▶ _Written instruction 1_
The article about the Al Rajhi family and Tameer names the places where Mr. Ayesh's other successful ventures were located. List them.
▶ _Written instruction 2_
In the listing, reproduce the lines from the line with "new-button[interactable]: + Yeni" to the line with "module-select-value: İzin Yönetimi", including both of those lines.

▶ _Page_
-----
TURNING A BLIND EYE: DOCUMENTS SHOW THAT THE AL RAJHI FAMILY SKIRTS LEGAL REFORMS IN DUBAI

By Bernard Goyder

As the Government of Dubai continues to raise its international reputation as a modern, stable place in which to invest, there are a number of business stories that challenge this image-enhancing campaign.  

These stories suggest that the power structure of Dubai’s past continues to cast a long shadow over the future to which the Government and its Ruler aspire. They also raise questions about the ability to overcome the traditional, entrenched power base and a business culture that is anything but aligned with modern legal or ethical standards of conduct – or enforcement.  

One story in particular captures the tension between Dubai’s Old Guard and its modern aspirations: It is the story of entrepreneur Omar Ayesh and his broken partnership with members of the powerful Al Rajhi family.
  

THE CASE OF TAMEER HOLDINGS

In 2002, Mr. Ayesh started a real estate development company in Dubai – just as the property boom was getting started. Starting with a single plot of land in Sharjah, he re-deployed capital from other successful ventures in Dubai, Abu Dhabi, Ajman and Umm al Quwain.  

The rapid growth and profitability of the company, Tameer, soon attracted the attention of members of the Al Rajhi family. Based in Saudi Arabia, they are well-known in the UAE for their ownership of the world’s largest Islamic bank – as well as their sprawling investments in a variety of business sectors in the GCC and around the world.  

Mr. Ayesh and the Al Rajhis formed a partnership. The family acquired an initial 50 per cent stake in Tameer, pledging to leverage their financial and engineering expertise to mutual advantage.    

After many achievements for Tameer – including Mr. Ayesh’s receipt of the HH Sheikh Mohammad bin Rashid al Maktoum Award of Excellence in Business - the partnership foundered: By then, the Al Rajhi’s had acquired 75 per cent of Tameer.  

Mr. Ayesh left the company in 2008, after an evaluation of Tameer’s assets was conducted by Gulf International Bank (GIB). That assessment pegged the value of the property portfolio at US$5 billion dollar, but Mr. Ayesh never received full payment for his remaining 25 per cent – worth US$1.25 billion dollar at the time.
  

DOCUMENTED FRAUD

Internal documents obtained by the Foundation for Global Business Standards show that the Al Rajhis have subsequently orchestrated a systematic plan to defraud and discredit Mr. Ayesh. As part of that initiative, they have transferred significant real estate assets out of Tameer and into family-controlled shell companies. That has, to date, allowed them to avoid a financial settlement with their former partner.  

In a 2012 arbitration judgment, Mr. Ayesh’s ownership claim was acknowledged by the Dubai International Arbitration Court (DIAC). In a ruling, DIAC noted that the value of the 25 per cent “was not yet crystallized.” That legal recognition of Mr. Ayesh’s ownership, however, confirmed his stake in Tameer and the implicit trust in which it is held by his former partners, pending resolution of the dispute.
-----
▶ _Data records_
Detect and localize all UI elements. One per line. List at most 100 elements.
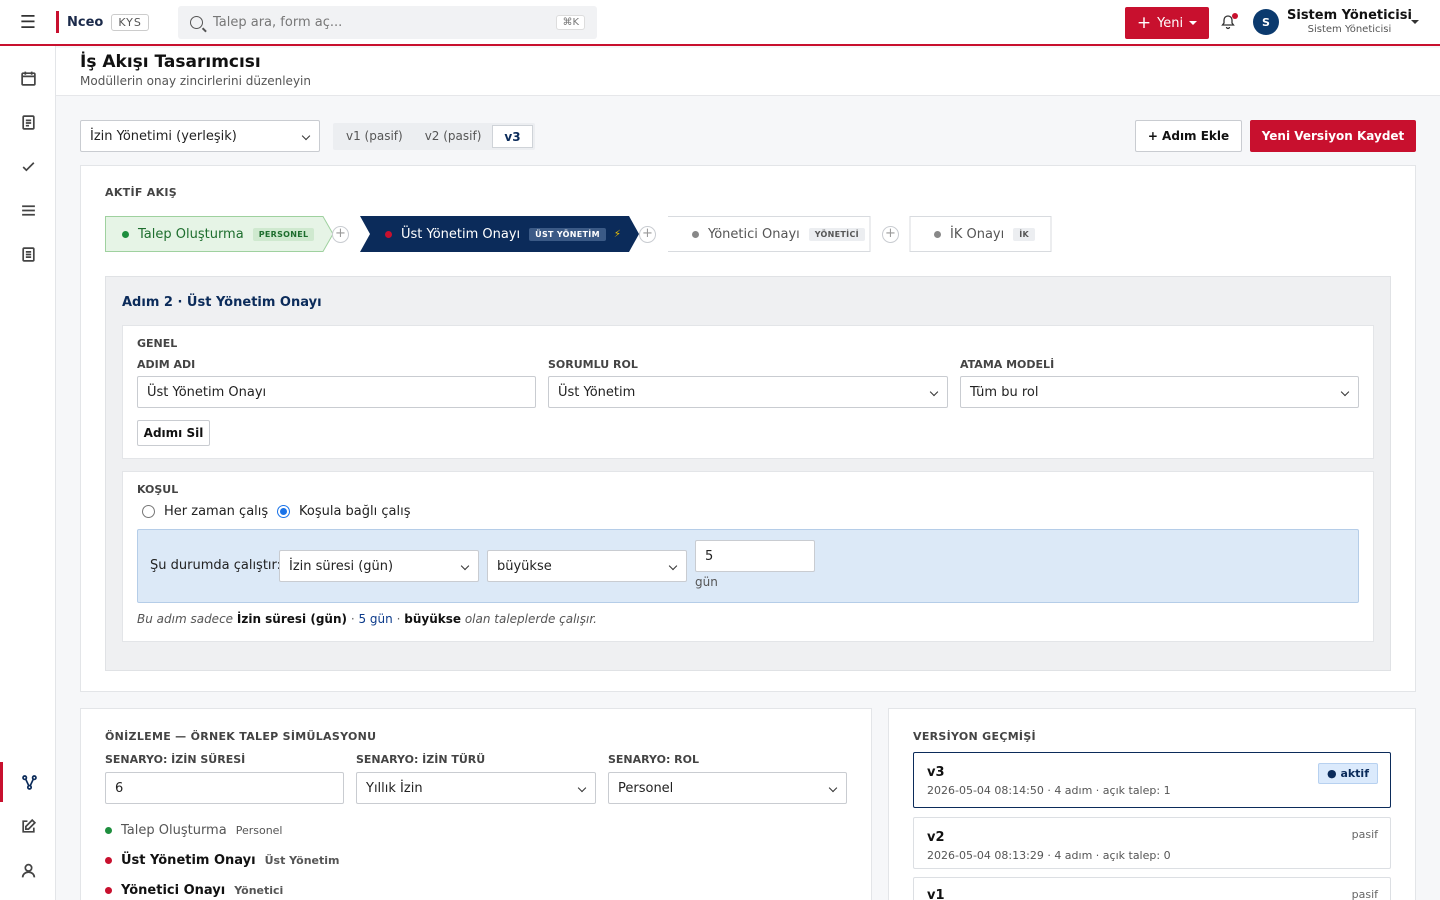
new-button[interactable]: + Yeni xyxy=(1125,7,1209,39)
delete-step-button[interactable]: Adımı Sil xyxy=(137,420,210,446)
summary-field: İzin süresi (gün) xyxy=(236,612,347,626)
brand-logo[interactable]: Nceo KYS xyxy=(56,11,149,33)
module-select-value: İzin Yönetimi (yerleşik) xyxy=(90,128,237,144)
user-menu-chevron-icon[interactable] xyxy=(1411,20,1419,24)
condition-field-value: İzin süresi (gün) xyxy=(289,558,394,574)
version-item[interactable]: v1 pasif xyxy=(913,877,1391,900)
search-shortcut: ⌘K xyxy=(556,15,585,30)
summary-pre: Bu adım sadece xyxy=(137,612,234,626)
chevron-down-icon xyxy=(460,561,470,571)
flow-steps: Talep Oluşturma PERSONEL + Üst Yönetim O… xyxy=(105,216,1065,252)
general-label: GENEL xyxy=(137,337,178,350)
calendar-icon[interactable] xyxy=(0,58,56,98)
version-history-label: VERSİYON GEÇMİŞİ xyxy=(913,730,1036,743)
flow-step-1[interactable]: Talep Oluşturma PERSONEL xyxy=(122,216,315,252)
check-icon[interactable] xyxy=(0,146,56,186)
new-button-label: Yeni xyxy=(1157,15,1184,31)
sidebar xyxy=(0,46,56,900)
plus-icon: + xyxy=(1136,12,1152,33)
step-name-label: ADIM ADI xyxy=(137,358,196,371)
condition-bolt-icon: ⚡ xyxy=(613,228,621,240)
list-icon[interactable] xyxy=(0,190,56,230)
summary-operator: büyükse xyxy=(404,612,461,626)
condition-field-select[interactable]: İzin süresi (gün) xyxy=(279,550,479,582)
scenario-duration-label: SENARYO: İZİN SÜRESİ xyxy=(105,753,246,766)
role-select[interactable]: Üst Yönetim xyxy=(548,376,948,408)
tab-v2[interactable]: v2 (pasif) xyxy=(414,125,493,148)
condition-label: KOŞUL xyxy=(137,483,179,496)
sim-step: Talep Oluşturma Personel xyxy=(105,823,283,838)
radio-circle xyxy=(142,505,155,518)
status-dot xyxy=(934,230,941,238)
user-icon[interactable] xyxy=(0,850,56,890)
status-badge: ● aktif xyxy=(1318,763,1378,784)
flow-step-3[interactable]: Yönetici Onayı YÖNETİCİ xyxy=(692,216,865,252)
radio-conditional-label: Koşula bağlı çalış xyxy=(299,504,411,519)
add-step-between-icon[interactable]: + xyxy=(882,226,899,243)
search-input[interactable]: Talep ara, form aç... ⌘K xyxy=(178,6,597,39)
status-dot xyxy=(105,887,112,894)
role-label: SORUMLU ROL xyxy=(548,358,638,371)
edit-icon[interactable] xyxy=(0,806,56,846)
flow-step-name: İK Onayı xyxy=(950,226,1005,242)
condition-operator-select[interactable]: büyükse xyxy=(487,550,687,582)
menu-icon[interactable]: ☰ xyxy=(0,0,56,44)
step-name-input[interactable]: Üst Yönetim Onayı xyxy=(137,376,536,408)
notification-bell-icon[interactable] xyxy=(1220,13,1238,31)
version-item[interactable]: v3 2026-05-04 08:14:50 · 4 adım · açık t… xyxy=(913,752,1391,808)
avatar[interactable]: S xyxy=(1253,9,1279,35)
chevron-down-icon xyxy=(1340,387,1350,397)
scenario-role-label: SENARYO: ROL xyxy=(608,753,700,766)
sim-step-name: Talep Oluşturma xyxy=(121,823,227,838)
save-version-button[interactable]: Yeni Versiyon Kaydet xyxy=(1250,120,1416,152)
flow-step-4[interactable]: İK Onayı İK xyxy=(934,216,1036,252)
add-step-between-icon[interactable]: + xyxy=(332,226,349,243)
workflow-icon[interactable] xyxy=(0,762,56,802)
role-select-value: Üst Yönetim xyxy=(558,384,636,400)
brand-tag: KYS xyxy=(111,13,149,31)
search-placeholder: Talep ara, form aç... xyxy=(213,15,343,30)
version-name: v1 xyxy=(927,888,945,900)
condition-value-input[interactable]: 5 xyxy=(695,540,815,572)
radio-conditional[interactable]: Koşula bağlı çalış xyxy=(277,504,411,519)
assignment-select[interactable]: Tüm bu rol xyxy=(960,376,1359,408)
condition-summary: Bu adım sadece İzin süresi (gün) · 5 gün… xyxy=(137,612,597,626)
version-meta: 2026-05-04 08:13:29 · 4 adım · açık tale… xyxy=(927,849,1171,862)
scenario-role-select[interactable]: Personel xyxy=(608,772,847,804)
version-item[interactable]: v2 2026-05-04 08:13:29 · 4 adım · açık t… xyxy=(913,817,1391,869)
user-role: Sistem Yöneticisi xyxy=(1307,24,1392,35)
chevron-down-icon xyxy=(668,561,678,571)
status-dot xyxy=(692,230,699,238)
add-step-button[interactable]: + Adım Ekle xyxy=(1135,120,1242,152)
role-badge: İK xyxy=(1013,227,1036,241)
chevron-down-icon xyxy=(929,387,939,397)
scenario-duration-input[interactable]: 6 xyxy=(105,772,344,804)
scenario-type-select[interactable]: Yıllık İzin xyxy=(356,772,596,804)
tab-v1[interactable]: v1 (pasif) xyxy=(335,125,414,148)
run-when-label: Şu durumda çalıştır: xyxy=(150,558,282,573)
radio-circle-checked xyxy=(277,505,290,518)
module-select[interactable]: İzin Yönetimi (yerleşik) xyxy=(80,120,320,152)
tab-v3[interactable]: v3 xyxy=(492,125,533,148)
summary-value: 5 gün xyxy=(358,612,393,626)
flow-step-name: Üst Yönetim Onayı xyxy=(401,226,521,242)
add-step-between-icon[interactable]: + xyxy=(639,226,656,243)
flow-step-name: Talep Oluşturma xyxy=(138,226,244,242)
search-icon xyxy=(190,16,203,29)
flow-step-2[interactable]: Üst Yönetim Onayı ÜST YÖNETİM ⚡ xyxy=(385,216,621,252)
chevron-down-icon xyxy=(1189,21,1198,25)
role-badge: ÜST YÖNETİM xyxy=(529,227,606,241)
sim-step-name: Yönetici Onayı xyxy=(121,883,226,898)
form-icon[interactable] xyxy=(0,234,56,274)
notification-dot xyxy=(1232,13,1238,19)
document-icon[interactable] xyxy=(0,102,56,142)
summary-post: olan taleplerde çalışır. xyxy=(464,612,597,626)
condition-unit: gün xyxy=(695,575,718,589)
user-name: Sistem Yöneticisi xyxy=(1287,8,1412,23)
user-menu[interactable]: Sistem Yöneticisi Sistem Yöneticisi xyxy=(1287,8,1412,35)
brand-name: Nceo xyxy=(67,14,104,30)
version-tabs: v1 (pasif) v2 (pasif) v3 xyxy=(333,123,535,150)
status-dot xyxy=(105,827,112,834)
radio-always[interactable]: Her zaman çalış xyxy=(142,504,268,519)
version-status: pasif xyxy=(1351,828,1378,841)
-----
▶ _Correct response 1_
Dubai, Abu Dhabi, Ajman, Umm al Quwain

▶ _Correct response 2_
new-button[interactable]: + Yeni xyxy=(1125,7,1209,39)
delete-step-button[interactable]: Adımı Sil xyxy=(137,420,210,446)
summary-field: İzin süresi (gün) xyxy=(236,612,347,626)
brand-logo[interactable]: Nceo KYS xyxy=(56,11,149,33)
module-select-value: İzin Yönetimi (yerleşik) xyxy=(90,128,237,144)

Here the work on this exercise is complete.